= Items listed in a dataset =
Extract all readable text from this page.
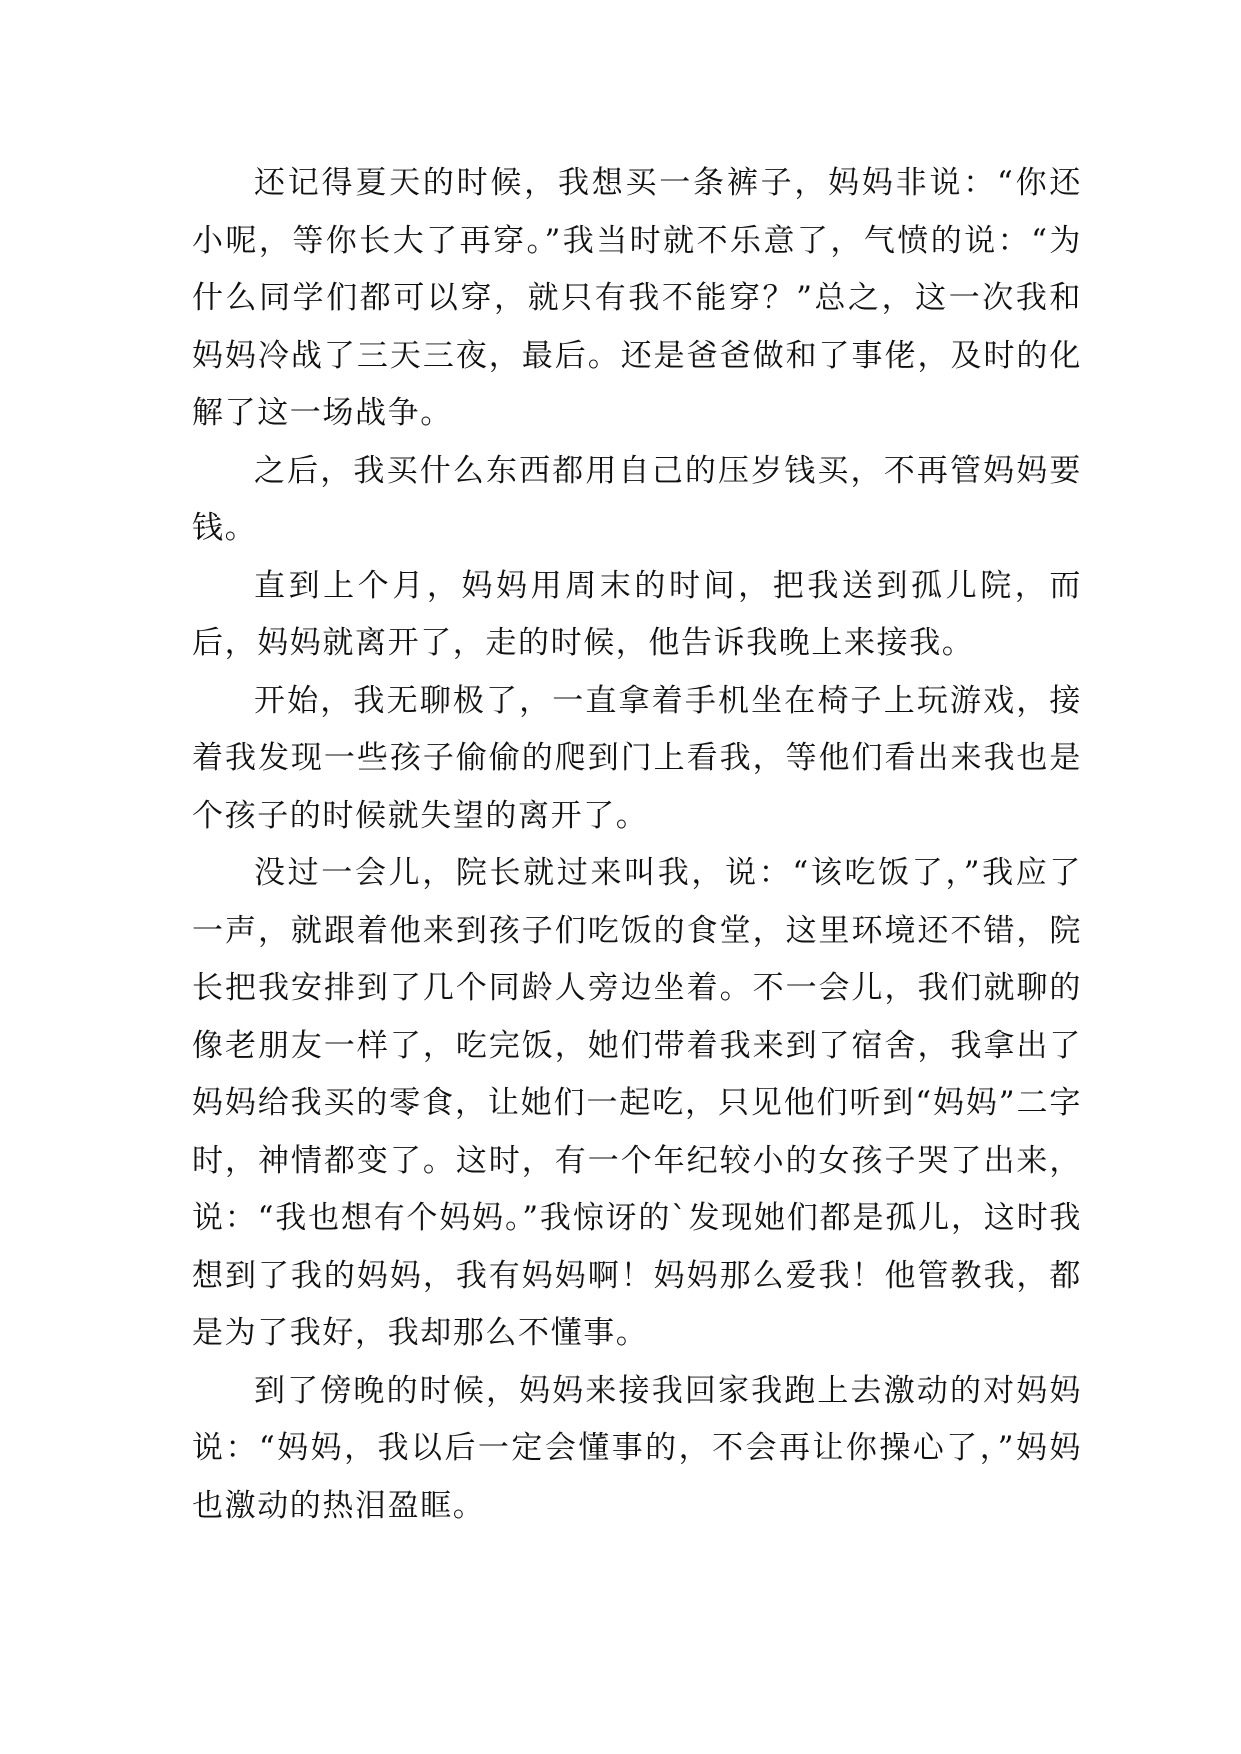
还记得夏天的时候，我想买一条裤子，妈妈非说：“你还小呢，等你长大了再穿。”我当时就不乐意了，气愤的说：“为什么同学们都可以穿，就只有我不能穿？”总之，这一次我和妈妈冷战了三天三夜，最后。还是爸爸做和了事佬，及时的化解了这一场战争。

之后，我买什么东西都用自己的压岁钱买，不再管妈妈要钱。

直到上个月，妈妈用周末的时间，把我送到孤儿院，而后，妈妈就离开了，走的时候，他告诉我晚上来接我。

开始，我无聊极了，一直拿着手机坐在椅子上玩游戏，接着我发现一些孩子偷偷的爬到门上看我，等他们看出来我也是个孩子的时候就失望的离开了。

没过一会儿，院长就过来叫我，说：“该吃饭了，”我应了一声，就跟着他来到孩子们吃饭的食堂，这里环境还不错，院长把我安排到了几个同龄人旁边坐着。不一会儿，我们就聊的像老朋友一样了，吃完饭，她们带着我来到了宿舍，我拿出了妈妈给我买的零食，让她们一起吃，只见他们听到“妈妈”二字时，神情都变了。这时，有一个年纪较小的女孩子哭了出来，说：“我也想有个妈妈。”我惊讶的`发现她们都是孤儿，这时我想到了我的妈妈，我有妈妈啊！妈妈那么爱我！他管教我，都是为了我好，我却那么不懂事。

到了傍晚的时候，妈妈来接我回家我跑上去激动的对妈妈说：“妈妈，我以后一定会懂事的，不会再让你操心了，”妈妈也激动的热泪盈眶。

= Instructions for the task =
Every record above should come back exactly, but without its pictures.

= Response to the exercise =
Extract all readable text from this page.
还记得夏天的时候，我想买一条裤子，妈妈非说：“你还小呢，等你长大了再穿。”我当时就不乐意了，气愤的说：“为什么同学们都可以穿，就只有我不能穿？”总之，这一次我和妈妈冷战了三天三夜，最后。还是爸爸做和了事佬，及时的化解了这一场战争。

之后，我买什么东西都用自己的压岁钱买，不再管妈妈要钱。

直到上个月，妈妈用周末的时间，把我送到孤儿院，而后，妈妈就离开了，走的时候，他告诉我晚上来接我。

开始，我无聊极了，一直拿着手机坐在椅子上玩游戏，接着我发现一些孩子偷偷的爬到门上看我，等他们看出来我也是个孩子的时候就失望的离开了。

没过一会儿，院长就过来叫我，说：“该吃饭了，”我应了一声，就跟着他来到孩子们吃饭的食堂，这里环境还不错，院长把我安排到了几个同龄人旁边坐着。不一会儿，我们就聊的像老朋友一样了，吃完饭，她们带着我来到了宿舍，我拿出了妈妈给我买的零食，让她们一起吃，只见他们听到“妈妈”二字时，神情都变了。这时，有一个年纪较小的女孩子哭了出来，说：“我也想有个妈妈。”我惊讶的`发现她们都是孤儿，这时我想到了我的妈妈，我有妈妈啊！妈妈那么爱我！他管教我，都是为了我好，我却那么不懂事。

到了傍晚的时候，妈妈来接我回家我跑上去激动的对妈妈说：“妈妈，我以后一定会懂事的，不会再让你操心了，”妈妈也激动的热泪盈眶。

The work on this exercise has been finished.